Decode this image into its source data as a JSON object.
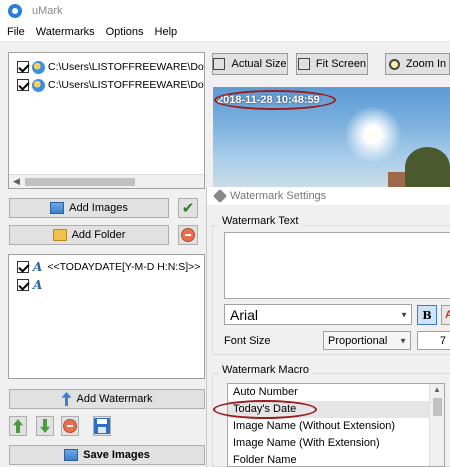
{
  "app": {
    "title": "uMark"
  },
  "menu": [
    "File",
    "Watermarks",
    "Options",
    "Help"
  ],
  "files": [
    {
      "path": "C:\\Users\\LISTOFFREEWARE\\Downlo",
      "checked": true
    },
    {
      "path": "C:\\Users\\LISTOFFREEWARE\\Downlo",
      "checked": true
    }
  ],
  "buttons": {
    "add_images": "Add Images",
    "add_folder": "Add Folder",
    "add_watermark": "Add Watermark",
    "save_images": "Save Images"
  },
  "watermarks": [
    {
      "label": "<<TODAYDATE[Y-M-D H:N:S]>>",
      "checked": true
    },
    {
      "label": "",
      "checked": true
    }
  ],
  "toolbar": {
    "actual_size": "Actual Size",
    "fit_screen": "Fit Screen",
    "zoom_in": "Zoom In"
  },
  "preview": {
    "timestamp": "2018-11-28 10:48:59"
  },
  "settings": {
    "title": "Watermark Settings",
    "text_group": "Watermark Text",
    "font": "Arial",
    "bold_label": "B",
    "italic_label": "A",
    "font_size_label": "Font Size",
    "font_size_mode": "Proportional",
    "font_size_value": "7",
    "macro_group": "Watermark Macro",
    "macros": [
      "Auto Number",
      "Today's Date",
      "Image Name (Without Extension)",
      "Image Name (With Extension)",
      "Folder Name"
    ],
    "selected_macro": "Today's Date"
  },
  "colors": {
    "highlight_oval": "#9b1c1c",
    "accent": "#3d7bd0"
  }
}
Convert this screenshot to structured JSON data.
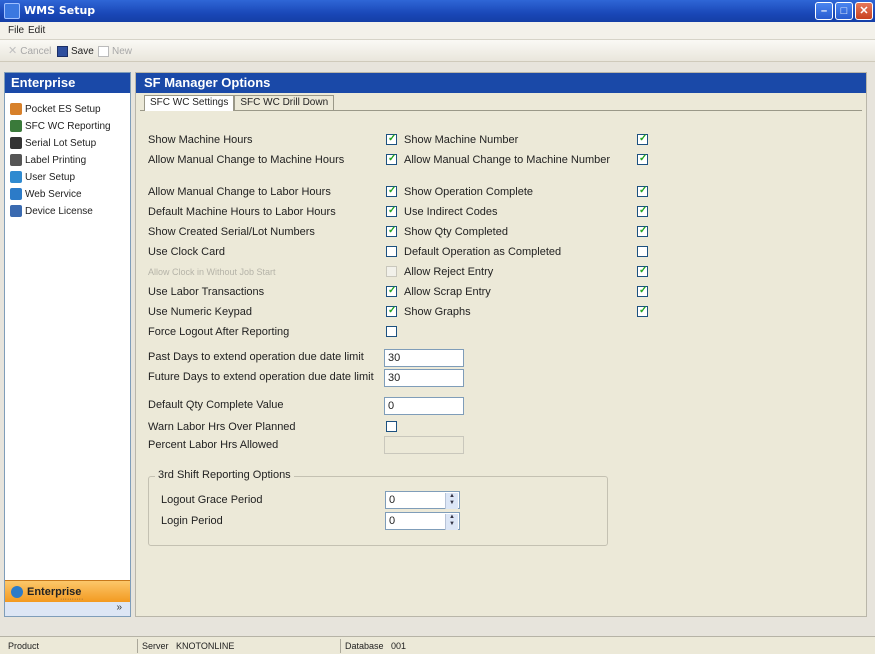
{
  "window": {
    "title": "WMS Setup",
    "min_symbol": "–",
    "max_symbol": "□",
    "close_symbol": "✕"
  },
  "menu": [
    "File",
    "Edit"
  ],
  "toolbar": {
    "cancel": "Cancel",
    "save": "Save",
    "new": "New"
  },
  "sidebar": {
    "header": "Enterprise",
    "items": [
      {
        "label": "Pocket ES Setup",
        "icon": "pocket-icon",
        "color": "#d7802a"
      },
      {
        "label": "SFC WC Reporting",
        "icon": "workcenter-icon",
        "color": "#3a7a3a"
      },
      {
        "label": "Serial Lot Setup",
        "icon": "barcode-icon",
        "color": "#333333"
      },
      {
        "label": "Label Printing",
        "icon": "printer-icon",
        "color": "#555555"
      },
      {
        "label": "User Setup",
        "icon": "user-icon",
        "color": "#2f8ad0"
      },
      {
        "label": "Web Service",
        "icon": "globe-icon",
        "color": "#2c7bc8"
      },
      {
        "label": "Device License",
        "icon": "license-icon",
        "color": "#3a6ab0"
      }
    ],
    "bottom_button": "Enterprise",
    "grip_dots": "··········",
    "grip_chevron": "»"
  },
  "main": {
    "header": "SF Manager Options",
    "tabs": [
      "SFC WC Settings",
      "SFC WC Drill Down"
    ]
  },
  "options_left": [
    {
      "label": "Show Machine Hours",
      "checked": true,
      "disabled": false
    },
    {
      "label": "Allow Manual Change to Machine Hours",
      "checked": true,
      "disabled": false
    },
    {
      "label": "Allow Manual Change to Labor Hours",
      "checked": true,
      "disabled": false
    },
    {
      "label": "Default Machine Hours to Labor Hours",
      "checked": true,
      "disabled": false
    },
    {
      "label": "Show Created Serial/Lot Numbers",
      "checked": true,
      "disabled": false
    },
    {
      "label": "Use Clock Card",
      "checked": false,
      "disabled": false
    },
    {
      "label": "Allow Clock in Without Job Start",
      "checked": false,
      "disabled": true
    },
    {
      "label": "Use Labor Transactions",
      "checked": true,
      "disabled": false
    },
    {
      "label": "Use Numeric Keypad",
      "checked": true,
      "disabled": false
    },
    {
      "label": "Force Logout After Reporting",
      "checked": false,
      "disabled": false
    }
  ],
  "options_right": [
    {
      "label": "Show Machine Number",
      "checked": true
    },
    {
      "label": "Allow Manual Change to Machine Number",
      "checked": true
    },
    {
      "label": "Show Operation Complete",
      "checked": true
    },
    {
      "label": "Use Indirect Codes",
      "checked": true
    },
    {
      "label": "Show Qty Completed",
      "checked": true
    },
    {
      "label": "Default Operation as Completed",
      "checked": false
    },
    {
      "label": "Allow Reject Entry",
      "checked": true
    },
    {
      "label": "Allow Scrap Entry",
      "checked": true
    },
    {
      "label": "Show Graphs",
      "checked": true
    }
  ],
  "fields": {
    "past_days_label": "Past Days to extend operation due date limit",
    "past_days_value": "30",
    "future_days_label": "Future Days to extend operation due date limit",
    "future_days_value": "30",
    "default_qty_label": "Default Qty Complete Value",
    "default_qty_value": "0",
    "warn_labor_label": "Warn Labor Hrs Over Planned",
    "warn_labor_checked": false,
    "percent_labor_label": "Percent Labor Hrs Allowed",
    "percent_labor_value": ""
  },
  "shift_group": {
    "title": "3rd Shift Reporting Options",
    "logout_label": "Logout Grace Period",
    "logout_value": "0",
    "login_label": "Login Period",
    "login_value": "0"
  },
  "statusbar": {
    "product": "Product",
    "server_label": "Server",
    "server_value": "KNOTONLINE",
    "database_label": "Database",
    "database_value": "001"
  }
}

—————

(WHAT IS ASKED) From the entries above, copy out every line where the string "Period" appears.

(RESULT OF THIS TASK)
    "logout_label": "Logout Grace Period",
    "login_label": "Login Period",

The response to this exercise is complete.